# Start of The data

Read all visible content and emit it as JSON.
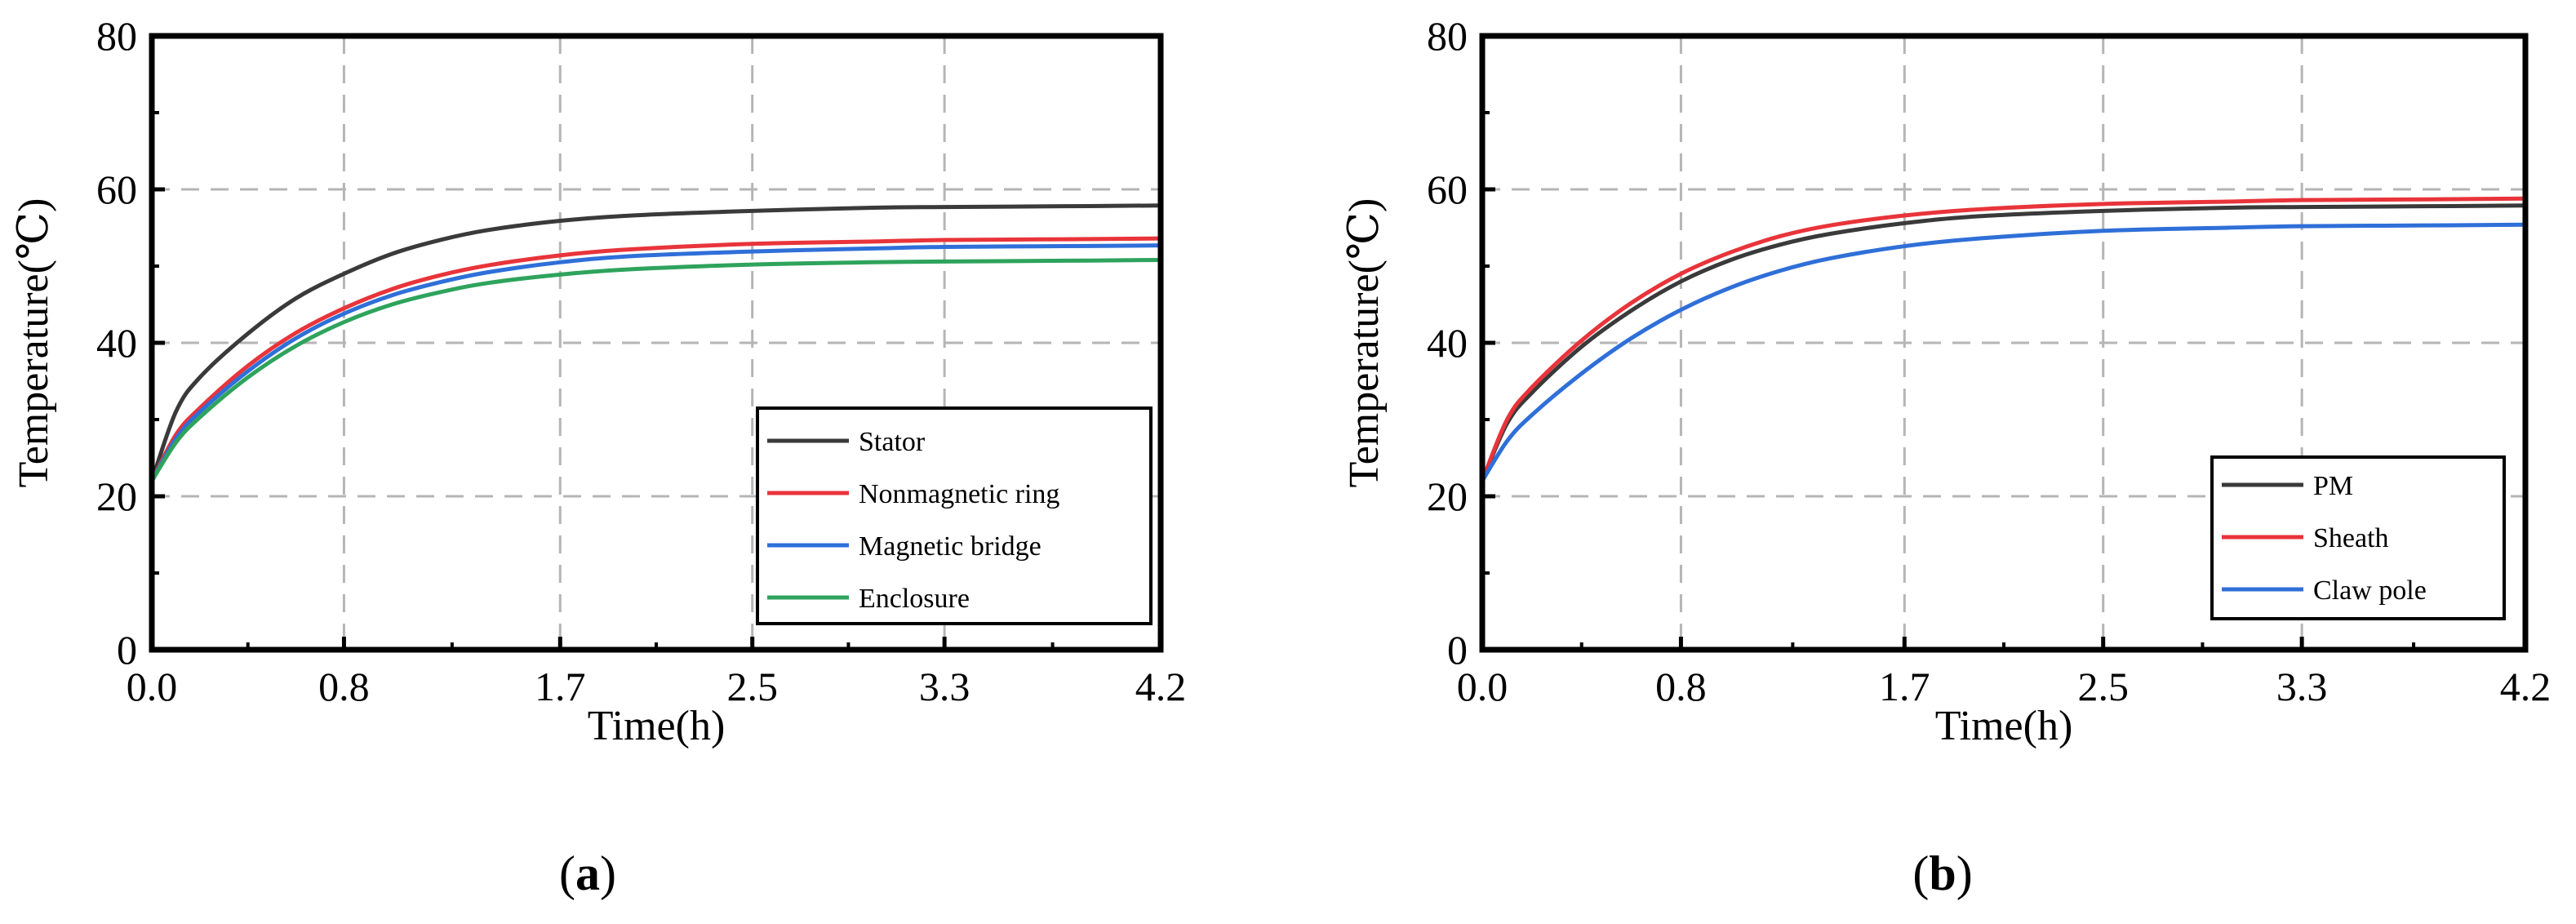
{
  "chart_data": [
    {
      "type": "line",
      "panel_label": "a",
      "xlabel": "Time(h)",
      "ylabel": "Temperature(℃)",
      "xlim": [
        0,
        4.2
      ],
      "ylim": [
        0,
        80
      ],
      "x_ticks": [
        0.0,
        0.8,
        1.7,
        2.5,
        3.3,
        4.2
      ],
      "x_tick_labels": [
        "0.0",
        "0.8",
        "1.7",
        "2.5",
        "3.3",
        "4.2"
      ],
      "y_ticks": [
        0,
        20,
        40,
        60,
        80
      ],
      "y_tick_labels": [
        "0",
        "20",
        "40",
        "60",
        "80"
      ],
      "grid": true,
      "legend_position": "bottom-right",
      "x": [
        0.0,
        0.1,
        0.2,
        0.4,
        0.6,
        0.8,
        1.0,
        1.2,
        1.4,
        1.7,
        2.0,
        2.5,
        3.0,
        3.3,
        3.8,
        4.2
      ],
      "series": [
        {
          "name": "Stator",
          "color": "#3a3a3a",
          "values": [
            22,
            31,
            35.5,
            41.2,
            45.8,
            49.0,
            51.6,
            53.4,
            54.7,
            55.9,
            56.6,
            57.2,
            57.6,
            57.7,
            57.8,
            57.9
          ]
        },
        {
          "name": "Nonmagnetic ring",
          "color": "#e8343a",
          "values": [
            22,
            28,
            31.5,
            37.0,
            41.3,
            44.5,
            47.0,
            48.8,
            50.1,
            51.4,
            52.2,
            52.9,
            53.2,
            53.4,
            53.5,
            53.6
          ]
        },
        {
          "name": "Magnetic bridge",
          "color": "#2f6fd8",
          "values": [
            22,
            27.5,
            31.0,
            36.3,
            40.6,
            43.8,
            46.2,
            47.9,
            49.2,
            50.5,
            51.3,
            51.9,
            52.3,
            52.5,
            52.6,
            52.7
          ]
        },
        {
          "name": "Enclosure",
          "color": "#2ea35c",
          "values": [
            22,
            27,
            30.3,
            35.5,
            39.6,
            42.7,
            45.0,
            46.6,
            47.8,
            48.9,
            49.6,
            50.2,
            50.5,
            50.6,
            50.7,
            50.8
          ]
        }
      ]
    },
    {
      "type": "line",
      "panel_label": "b",
      "xlabel": "Time(h)",
      "ylabel": "Temperature(℃)",
      "xlim": [
        0,
        4.2
      ],
      "ylim": [
        0,
        80
      ],
      "x_ticks": [
        0.0,
        0.8,
        1.7,
        2.5,
        3.3,
        4.2
      ],
      "x_tick_labels": [
        "0.0",
        "0.8",
        "1.7",
        "2.5",
        "3.3",
        "4.2"
      ],
      "y_ticks": [
        0,
        20,
        40,
        60,
        80
      ],
      "y_tick_labels": [
        "0",
        "20",
        "40",
        "60",
        "80"
      ],
      "grid": true,
      "legend_position": "bottom-right",
      "x": [
        0.0,
        0.1,
        0.2,
        0.4,
        0.6,
        0.8,
        1.0,
        1.2,
        1.4,
        1.7,
        2.0,
        2.5,
        3.0,
        3.3,
        3.8,
        4.2
      ],
      "series": [
        {
          "name": "PM",
          "color": "#3a3a3a",
          "values": [
            22,
            29.5,
            33.5,
            39.5,
            44.2,
            48.0,
            50.8,
            52.8,
            54.2,
            55.6,
            56.5,
            57.2,
            57.6,
            57.7,
            57.8,
            57.9
          ]
        },
        {
          "name": "Sheath",
          "color": "#e8343a",
          "values": [
            22,
            30.0,
            34.2,
            40.3,
            45.2,
            49.0,
            51.8,
            53.9,
            55.3,
            56.6,
            57.4,
            58.1,
            58.4,
            58.6,
            58.7,
            58.8
          ]
        },
        {
          "name": "Claw pole",
          "color": "#2f6fd8",
          "values": [
            22,
            27.2,
            30.6,
            36.0,
            40.6,
            44.3,
            47.2,
            49.4,
            51.0,
            52.6,
            53.6,
            54.6,
            55.0,
            55.2,
            55.3,
            55.4
          ]
        }
      ]
    }
  ]
}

# End of The data

Leave out the pictures and copy every record above exactly.

* **Task solution**
Read all visible content and emit it as JSON.
{
  "chart_data": [
    {
      "type": "line",
      "panel_label": "a",
      "xlabel": "Time(h)",
      "ylabel": "Temperature(℃)",
      "xlim": [
        0,
        4.2
      ],
      "ylim": [
        0,
        80
      ],
      "x_ticks": [
        0.0,
        0.8,
        1.7,
        2.5,
        3.3,
        4.2
      ],
      "x_tick_labels": [
        "0.0",
        "0.8",
        "1.7",
        "2.5",
        "3.3",
        "4.2"
      ],
      "y_ticks": [
        0,
        20,
        40,
        60,
        80
      ],
      "y_tick_labels": [
        "0",
        "20",
        "40",
        "60",
        "80"
      ],
      "grid": true,
      "legend_position": "bottom-right",
      "x": [
        0.0,
        0.1,
        0.2,
        0.4,
        0.6,
        0.8,
        1.0,
        1.2,
        1.4,
        1.7,
        2.0,
        2.5,
        3.0,
        3.3,
        3.8,
        4.2
      ],
      "series": [
        {
          "name": "Stator",
          "color": "#3a3a3a",
          "values": [
            22,
            31,
            35.5,
            41.2,
            45.8,
            49.0,
            51.6,
            53.4,
            54.7,
            55.9,
            56.6,
            57.2,
            57.6,
            57.7,
            57.8,
            57.9
          ]
        },
        {
          "name": "Nonmagnetic ring",
          "color": "#e8343a",
          "values": [
            22,
            28,
            31.5,
            37.0,
            41.3,
            44.5,
            47.0,
            48.8,
            50.1,
            51.4,
            52.2,
            52.9,
            53.2,
            53.4,
            53.5,
            53.6
          ]
        },
        {
          "name": "Magnetic bridge",
          "color": "#2f6fd8",
          "values": [
            22,
            27.5,
            31.0,
            36.3,
            40.6,
            43.8,
            46.2,
            47.9,
            49.2,
            50.5,
            51.3,
            51.9,
            52.3,
            52.5,
            52.6,
            52.7
          ]
        },
        {
          "name": "Enclosure",
          "color": "#2ea35c",
          "values": [
            22,
            27,
            30.3,
            35.5,
            39.6,
            42.7,
            45.0,
            46.6,
            47.8,
            48.9,
            49.6,
            50.2,
            50.5,
            50.6,
            50.7,
            50.8
          ]
        }
      ]
    },
    {
      "type": "line",
      "panel_label": "b",
      "xlabel": "Time(h)",
      "ylabel": "Temperature(℃)",
      "xlim": [
        0,
        4.2
      ],
      "ylim": [
        0,
        80
      ],
      "x_ticks": [
        0.0,
        0.8,
        1.7,
        2.5,
        3.3,
        4.2
      ],
      "x_tick_labels": [
        "0.0",
        "0.8",
        "1.7",
        "2.5",
        "3.3",
        "4.2"
      ],
      "y_ticks": [
        0,
        20,
        40,
        60,
        80
      ],
      "y_tick_labels": [
        "0",
        "20",
        "40",
        "60",
        "80"
      ],
      "grid": true,
      "legend_position": "bottom-right",
      "x": [
        0.0,
        0.1,
        0.2,
        0.4,
        0.6,
        0.8,
        1.0,
        1.2,
        1.4,
        1.7,
        2.0,
        2.5,
        3.0,
        3.3,
        3.8,
        4.2
      ],
      "series": [
        {
          "name": "PM",
          "color": "#3a3a3a",
          "values": [
            22,
            29.5,
            33.5,
            39.5,
            44.2,
            48.0,
            50.8,
            52.8,
            54.2,
            55.6,
            56.5,
            57.2,
            57.6,
            57.7,
            57.8,
            57.9
          ]
        },
        {
          "name": "Sheath",
          "color": "#e8343a",
          "values": [
            22,
            30.0,
            34.2,
            40.3,
            45.2,
            49.0,
            51.8,
            53.9,
            55.3,
            56.6,
            57.4,
            58.1,
            58.4,
            58.6,
            58.7,
            58.8
          ]
        },
        {
          "name": "Claw pole",
          "color": "#2f6fd8",
          "values": [
            22,
            27.2,
            30.6,
            36.0,
            40.6,
            44.3,
            47.2,
            49.4,
            51.0,
            52.6,
            53.6,
            54.6,
            55.0,
            55.2,
            55.3,
            55.4
          ]
        }
      ]
    }
  ]
}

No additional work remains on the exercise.